SHORT PROBLEM:
Restate the complete material exactly.

start TASK DATA

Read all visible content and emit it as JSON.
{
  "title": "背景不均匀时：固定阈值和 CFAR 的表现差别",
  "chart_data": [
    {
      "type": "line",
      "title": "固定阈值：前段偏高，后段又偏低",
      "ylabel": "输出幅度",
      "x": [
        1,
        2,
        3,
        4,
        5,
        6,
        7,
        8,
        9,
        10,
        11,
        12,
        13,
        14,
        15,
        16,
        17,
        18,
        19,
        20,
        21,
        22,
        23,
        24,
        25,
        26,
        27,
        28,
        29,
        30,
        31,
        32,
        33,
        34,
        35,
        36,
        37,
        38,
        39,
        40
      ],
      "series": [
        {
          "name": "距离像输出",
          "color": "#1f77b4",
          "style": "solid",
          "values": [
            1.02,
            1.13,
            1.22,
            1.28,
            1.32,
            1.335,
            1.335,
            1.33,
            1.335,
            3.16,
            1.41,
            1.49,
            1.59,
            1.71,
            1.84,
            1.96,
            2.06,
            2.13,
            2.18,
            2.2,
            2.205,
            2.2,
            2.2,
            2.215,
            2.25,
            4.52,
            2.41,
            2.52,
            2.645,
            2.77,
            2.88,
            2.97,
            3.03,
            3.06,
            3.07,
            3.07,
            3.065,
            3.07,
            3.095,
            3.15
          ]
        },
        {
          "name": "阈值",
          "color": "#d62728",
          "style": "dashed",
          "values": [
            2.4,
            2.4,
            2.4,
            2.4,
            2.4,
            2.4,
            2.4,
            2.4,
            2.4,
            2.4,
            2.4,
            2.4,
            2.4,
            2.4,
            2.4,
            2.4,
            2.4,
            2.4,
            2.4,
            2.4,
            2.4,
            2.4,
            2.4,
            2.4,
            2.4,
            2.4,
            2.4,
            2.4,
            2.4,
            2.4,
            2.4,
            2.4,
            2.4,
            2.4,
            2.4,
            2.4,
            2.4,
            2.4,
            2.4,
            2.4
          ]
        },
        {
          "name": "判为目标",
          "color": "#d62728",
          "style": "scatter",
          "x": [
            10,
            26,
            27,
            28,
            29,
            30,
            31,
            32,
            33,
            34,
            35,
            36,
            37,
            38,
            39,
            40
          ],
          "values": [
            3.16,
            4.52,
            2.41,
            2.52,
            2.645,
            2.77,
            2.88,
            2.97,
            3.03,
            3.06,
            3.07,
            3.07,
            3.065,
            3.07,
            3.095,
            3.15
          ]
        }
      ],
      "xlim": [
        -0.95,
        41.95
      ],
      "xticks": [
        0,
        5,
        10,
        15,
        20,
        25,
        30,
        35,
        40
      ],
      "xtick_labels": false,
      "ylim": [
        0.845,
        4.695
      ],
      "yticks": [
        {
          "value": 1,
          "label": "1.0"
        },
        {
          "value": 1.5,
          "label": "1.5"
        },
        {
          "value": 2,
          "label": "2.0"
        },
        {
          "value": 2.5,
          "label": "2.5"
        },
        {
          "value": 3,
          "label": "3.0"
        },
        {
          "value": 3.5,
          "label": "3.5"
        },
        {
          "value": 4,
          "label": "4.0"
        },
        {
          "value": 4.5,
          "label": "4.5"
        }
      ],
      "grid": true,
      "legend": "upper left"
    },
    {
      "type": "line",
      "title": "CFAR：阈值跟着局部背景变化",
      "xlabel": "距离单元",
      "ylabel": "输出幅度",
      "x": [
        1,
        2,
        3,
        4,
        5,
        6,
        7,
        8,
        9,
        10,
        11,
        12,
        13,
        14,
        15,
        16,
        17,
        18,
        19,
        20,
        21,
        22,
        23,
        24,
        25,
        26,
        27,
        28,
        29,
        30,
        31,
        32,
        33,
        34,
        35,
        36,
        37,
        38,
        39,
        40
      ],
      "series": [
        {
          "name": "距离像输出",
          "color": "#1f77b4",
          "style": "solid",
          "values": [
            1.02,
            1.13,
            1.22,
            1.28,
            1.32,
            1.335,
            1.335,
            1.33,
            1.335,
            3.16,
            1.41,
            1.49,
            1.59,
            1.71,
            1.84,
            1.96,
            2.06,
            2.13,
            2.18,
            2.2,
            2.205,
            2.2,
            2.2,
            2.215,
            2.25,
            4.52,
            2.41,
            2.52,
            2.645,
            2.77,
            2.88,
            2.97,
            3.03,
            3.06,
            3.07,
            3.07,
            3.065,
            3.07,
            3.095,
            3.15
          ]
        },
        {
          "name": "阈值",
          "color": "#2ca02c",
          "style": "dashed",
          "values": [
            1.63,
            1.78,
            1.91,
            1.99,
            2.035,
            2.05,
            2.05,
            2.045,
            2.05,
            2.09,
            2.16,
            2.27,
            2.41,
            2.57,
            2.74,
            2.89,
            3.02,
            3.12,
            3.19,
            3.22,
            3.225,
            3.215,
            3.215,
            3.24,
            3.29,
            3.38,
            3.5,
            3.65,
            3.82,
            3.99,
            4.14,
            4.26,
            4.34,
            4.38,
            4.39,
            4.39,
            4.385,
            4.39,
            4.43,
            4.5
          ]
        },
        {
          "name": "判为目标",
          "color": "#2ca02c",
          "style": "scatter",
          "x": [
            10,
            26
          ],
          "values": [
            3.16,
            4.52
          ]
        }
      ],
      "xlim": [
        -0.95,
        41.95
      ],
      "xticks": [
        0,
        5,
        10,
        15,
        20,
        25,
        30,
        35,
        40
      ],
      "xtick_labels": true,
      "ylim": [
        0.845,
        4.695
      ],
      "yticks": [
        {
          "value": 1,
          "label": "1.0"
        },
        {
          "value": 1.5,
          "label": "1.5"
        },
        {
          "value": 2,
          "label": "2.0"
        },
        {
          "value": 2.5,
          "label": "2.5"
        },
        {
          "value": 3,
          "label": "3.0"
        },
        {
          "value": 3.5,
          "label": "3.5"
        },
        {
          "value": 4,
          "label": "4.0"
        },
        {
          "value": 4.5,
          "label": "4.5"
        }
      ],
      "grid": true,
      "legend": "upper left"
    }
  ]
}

end TASK DATA

TASK OUTPUT:
Read all visible content and emit it as JSON.
{
  "title": "背景不均匀时：固定阈值和 CFAR 的表现差别",
  "chart_data": [
    {
      "type": "line",
      "title": "固定阈值：前段偏高，后段又偏低",
      "ylabel": "输出幅度",
      "x": [
        1,
        2,
        3,
        4,
        5,
        6,
        7,
        8,
        9,
        10,
        11,
        12,
        13,
        14,
        15,
        16,
        17,
        18,
        19,
        20,
        21,
        22,
        23,
        24,
        25,
        26,
        27,
        28,
        29,
        30,
        31,
        32,
        33,
        34,
        35,
        36,
        37,
        38,
        39,
        40
      ],
      "series": [
        {
          "name": "距离像输出",
          "color": "#1f77b4",
          "style": "solid",
          "values": [
            1.02,
            1.13,
            1.22,
            1.28,
            1.32,
            1.335,
            1.335,
            1.33,
            1.335,
            3.16,
            1.41,
            1.49,
            1.59,
            1.71,
            1.84,
            1.96,
            2.06,
            2.13,
            2.18,
            2.2,
            2.205,
            2.2,
            2.2,
            2.215,
            2.25,
            4.52,
            2.41,
            2.52,
            2.645,
            2.77,
            2.88,
            2.97,
            3.03,
            3.06,
            3.07,
            3.07,
            3.065,
            3.07,
            3.095,
            3.15
          ]
        },
        {
          "name": "阈值",
          "color": "#d62728",
          "style": "dashed",
          "values": [
            2.4,
            2.4,
            2.4,
            2.4,
            2.4,
            2.4,
            2.4,
            2.4,
            2.4,
            2.4,
            2.4,
            2.4,
            2.4,
            2.4,
            2.4,
            2.4,
            2.4,
            2.4,
            2.4,
            2.4,
            2.4,
            2.4,
            2.4,
            2.4,
            2.4,
            2.4,
            2.4,
            2.4,
            2.4,
            2.4,
            2.4,
            2.4,
            2.4,
            2.4,
            2.4,
            2.4,
            2.4,
            2.4,
            2.4,
            2.4
          ]
        },
        {
          "name": "判为目标",
          "color": "#d62728",
          "style": "scatter",
          "x": [
            10,
            26,
            27,
            28,
            29,
            30,
            31,
            32,
            33,
            34,
            35,
            36,
            37,
            38,
            39,
            40
          ],
          "values": [
            3.16,
            4.52,
            2.41,
            2.52,
            2.645,
            2.77,
            2.88,
            2.97,
            3.03,
            3.06,
            3.07,
            3.07,
            3.065,
            3.07,
            3.095,
            3.15
          ]
        }
      ],
      "xlim": [
        -0.95,
        41.95
      ],
      "xticks": [
        0,
        5,
        10,
        15,
        20,
        25,
        30,
        35,
        40
      ],
      "xtick_labels": false,
      "ylim": [
        0.845,
        4.695
      ],
      "yticks": [
        {
          "value": 1,
          "label": "1.0"
        },
        {
          "value": 1.5,
          "label": "1.5"
        },
        {
          "value": 2,
          "label": "2.0"
        },
        {
          "value": 2.5,
          "label": "2.5"
        },
        {
          "value": 3,
          "label": "3.0"
        },
        {
          "value": 3.5,
          "label": "3.5"
        },
        {
          "value": 4,
          "label": "4.0"
        },
        {
          "value": 4.5,
          "label": "4.5"
        }
      ],
      "grid": true,
      "legend": "upper left"
    },
    {
      "type": "line",
      "title": "CFAR：阈值跟着局部背景变化",
      "xlabel": "距离单元",
      "ylabel": "输出幅度",
      "x": [
        1,
        2,
        3,
        4,
        5,
        6,
        7,
        8,
        9,
        10,
        11,
        12,
        13,
        14,
        15,
        16,
        17,
        18,
        19,
        20,
        21,
        22,
        23,
        24,
        25,
        26,
        27,
        28,
        29,
        30,
        31,
        32,
        33,
        34,
        35,
        36,
        37,
        38,
        39,
        40
      ],
      "series": [
        {
          "name": "距离像输出",
          "color": "#1f77b4",
          "style": "solid",
          "values": [
            1.02,
            1.13,
            1.22,
            1.28,
            1.32,
            1.335,
            1.335,
            1.33,
            1.335,
            3.16,
            1.41,
            1.49,
            1.59,
            1.71,
            1.84,
            1.96,
            2.06,
            2.13,
            2.18,
            2.2,
            2.205,
            2.2,
            2.2,
            2.215,
            2.25,
            4.52,
            2.41,
            2.52,
            2.645,
            2.77,
            2.88,
            2.97,
            3.03,
            3.06,
            3.07,
            3.07,
            3.065,
            3.07,
            3.095,
            3.15
          ]
        },
        {
          "name": "阈值",
          "color": "#2ca02c",
          "style": "dashed",
          "values": [
            1.63,
            1.78,
            1.91,
            1.99,
            2.035,
            2.05,
            2.05,
            2.045,
            2.05,
            2.09,
            2.16,
            2.27,
            2.41,
            2.57,
            2.74,
            2.89,
            3.02,
            3.12,
            3.19,
            3.22,
            3.225,
            3.215,
            3.215,
            3.24,
            3.29,
            3.38,
            3.5,
            3.65,
            3.82,
            3.99,
            4.14,
            4.26,
            4.34,
            4.38,
            4.39,
            4.39,
            4.385,
            4.39,
            4.43,
            4.5
          ]
        },
        {
          "name": "判为目标",
          "color": "#2ca02c",
          "style": "scatter",
          "x": [
            10,
            26
          ],
          "values": [
            3.16,
            4.52
          ]
        }
      ],
      "xlim": [
        -0.95,
        41.95
      ],
      "xticks": [
        0,
        5,
        10,
        15,
        20,
        25,
        30,
        35,
        40
      ],
      "xtick_labels": true,
      "ylim": [
        0.845,
        4.695
      ],
      "yticks": [
        {
          "value": 1,
          "label": "1.0"
        },
        {
          "value": 1.5,
          "label": "1.5"
        },
        {
          "value": 2,
          "label": "2.0"
        },
        {
          "value": 2.5,
          "label": "2.5"
        },
        {
          "value": 3,
          "label": "3.0"
        },
        {
          "value": 3.5,
          "label": "3.5"
        },
        {
          "value": 4,
          "label": "4.0"
        },
        {
          "value": 4.5,
          "label": "4.5"
        }
      ],
      "grid": true,
      "legend": "upper left"
    }
  ]
}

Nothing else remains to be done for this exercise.